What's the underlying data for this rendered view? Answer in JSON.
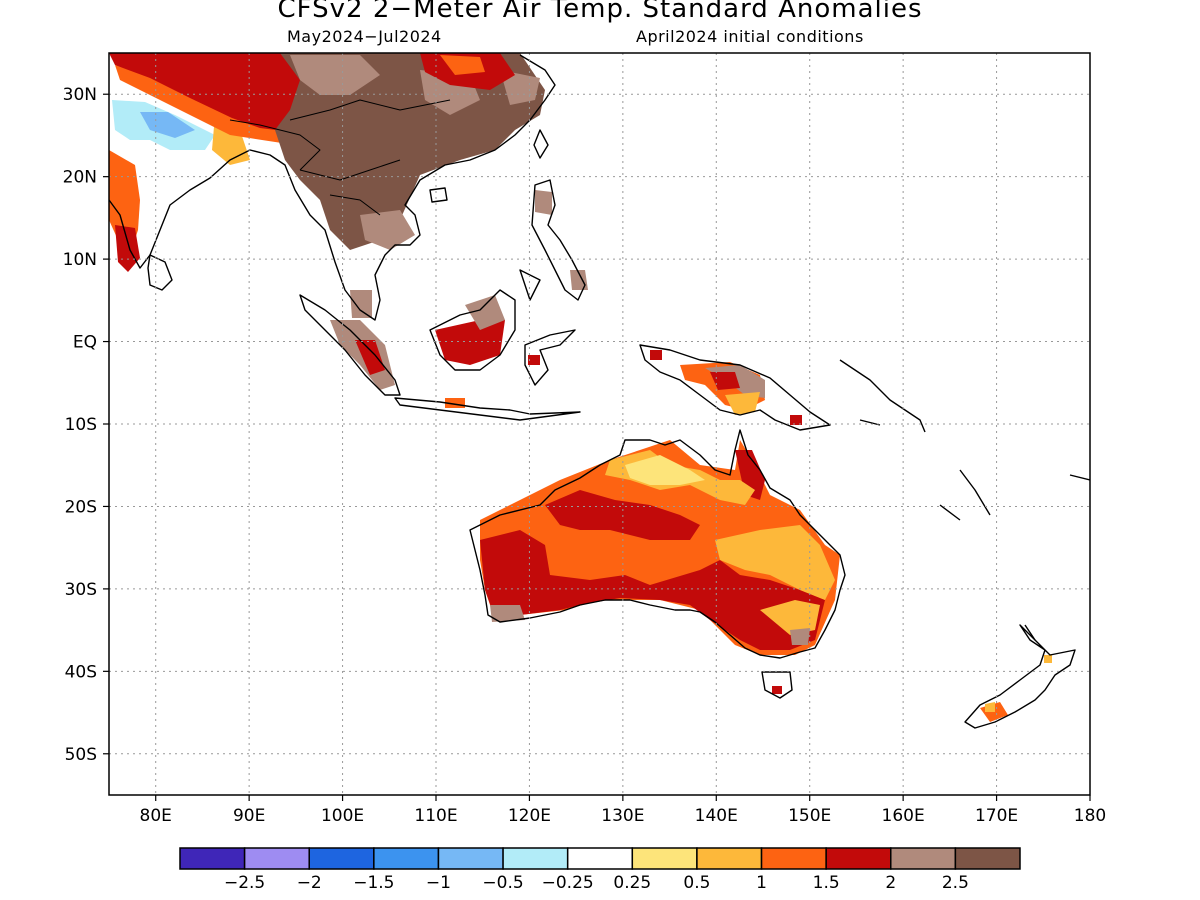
{
  "header": {
    "title": "CFSv2 2−Meter Air Temp. Standard Anomalies",
    "period": "May2024−Jul2024",
    "init": "April2024 initial conditions"
  },
  "map": {
    "lon_range": [
      75,
      180
    ],
    "lat_range": [
      -55,
      35
    ],
    "lat_labels": [
      {
        "lat": 30,
        "text": "30N"
      },
      {
        "lat": 20,
        "text": "20N"
      },
      {
        "lat": 10,
        "text": "10N"
      },
      {
        "lat": 0,
        "text": "EQ"
      },
      {
        "lat": -10,
        "text": "10S"
      },
      {
        "lat": -20,
        "text": "20S"
      },
      {
        "lat": -30,
        "text": "30S"
      },
      {
        "lat": -40,
        "text": "40S"
      },
      {
        "lat": -50,
        "text": "50S"
      }
    ],
    "lon_labels": [
      {
        "lon": 80,
        "text": "80E"
      },
      {
        "lon": 90,
        "text": "90E"
      },
      {
        "lon": 100,
        "text": "100E"
      },
      {
        "lon": 110,
        "text": "110E"
      },
      {
        "lon": 120,
        "text": "120E"
      },
      {
        "lon": 130,
        "text": "130E"
      },
      {
        "lon": 140,
        "text": "140E"
      },
      {
        "lon": 150,
        "text": "150E"
      },
      {
        "lon": 160,
        "text": "160E"
      },
      {
        "lon": 170,
        "text": "170E"
      },
      {
        "lon": 180,
        "text": "180"
      }
    ]
  },
  "legend": {
    "colors": [
      "#3f26b8",
      "#9e8cf2",
      "#1e65e0",
      "#3c93ef",
      "#76b8f5",
      "#b2ecf8",
      "#ffffff",
      "#fde47a",
      "#fdb83a",
      "#fd6312",
      "#c20a0a",
      "#b08a7c",
      "#7d5546"
    ],
    "labels": [
      "−2.5",
      "−2",
      "−1.5",
      "−1",
      "−0.5",
      "−0.25",
      "0.25",
      "0.5",
      "1",
      "1.5",
      "2",
      "2.5"
    ]
  }
}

--- What is needed ---
Reproduce every line exactly and omit all pictures.

--- Solution to this task ---
What's the underlying data for this rendered view? Answer in JSON.
{
  "header": {
    "title": "CFSv2 2−Meter Air Temp. Standard Anomalies",
    "period": "May2024−Jul2024",
    "init": "April2024 initial conditions"
  },
  "map": {
    "lon_range": [
      75,
      180
    ],
    "lat_range": [
      -55,
      35
    ],
    "lat_labels": [
      {
        "lat": 30,
        "text": "30N"
      },
      {
        "lat": 20,
        "text": "20N"
      },
      {
        "lat": 10,
        "text": "10N"
      },
      {
        "lat": 0,
        "text": "EQ"
      },
      {
        "lat": -10,
        "text": "10S"
      },
      {
        "lat": -20,
        "text": "20S"
      },
      {
        "lat": -30,
        "text": "30S"
      },
      {
        "lat": -40,
        "text": "40S"
      },
      {
        "lat": -50,
        "text": "50S"
      }
    ],
    "lon_labels": [
      {
        "lon": 80,
        "text": "80E"
      },
      {
        "lon": 90,
        "text": "90E"
      },
      {
        "lon": 100,
        "text": "100E"
      },
      {
        "lon": 110,
        "text": "110E"
      },
      {
        "lon": 120,
        "text": "120E"
      },
      {
        "lon": 130,
        "text": "130E"
      },
      {
        "lon": 140,
        "text": "140E"
      },
      {
        "lon": 150,
        "text": "150E"
      },
      {
        "lon": 160,
        "text": "160E"
      },
      {
        "lon": 170,
        "text": "170E"
      },
      {
        "lon": 180,
        "text": "180"
      }
    ]
  },
  "legend": {
    "colors": [
      "#3f26b8",
      "#9e8cf2",
      "#1e65e0",
      "#3c93ef",
      "#76b8f5",
      "#b2ecf8",
      "#ffffff",
      "#fde47a",
      "#fdb83a",
      "#fd6312",
      "#c20a0a",
      "#b08a7c",
      "#7d5546"
    ],
    "labels": [
      "−2.5",
      "−2",
      "−1.5",
      "−1",
      "−0.5",
      "−0.25",
      "0.25",
      "0.5",
      "1",
      "1.5",
      "2",
      "2.5"
    ]
  }
}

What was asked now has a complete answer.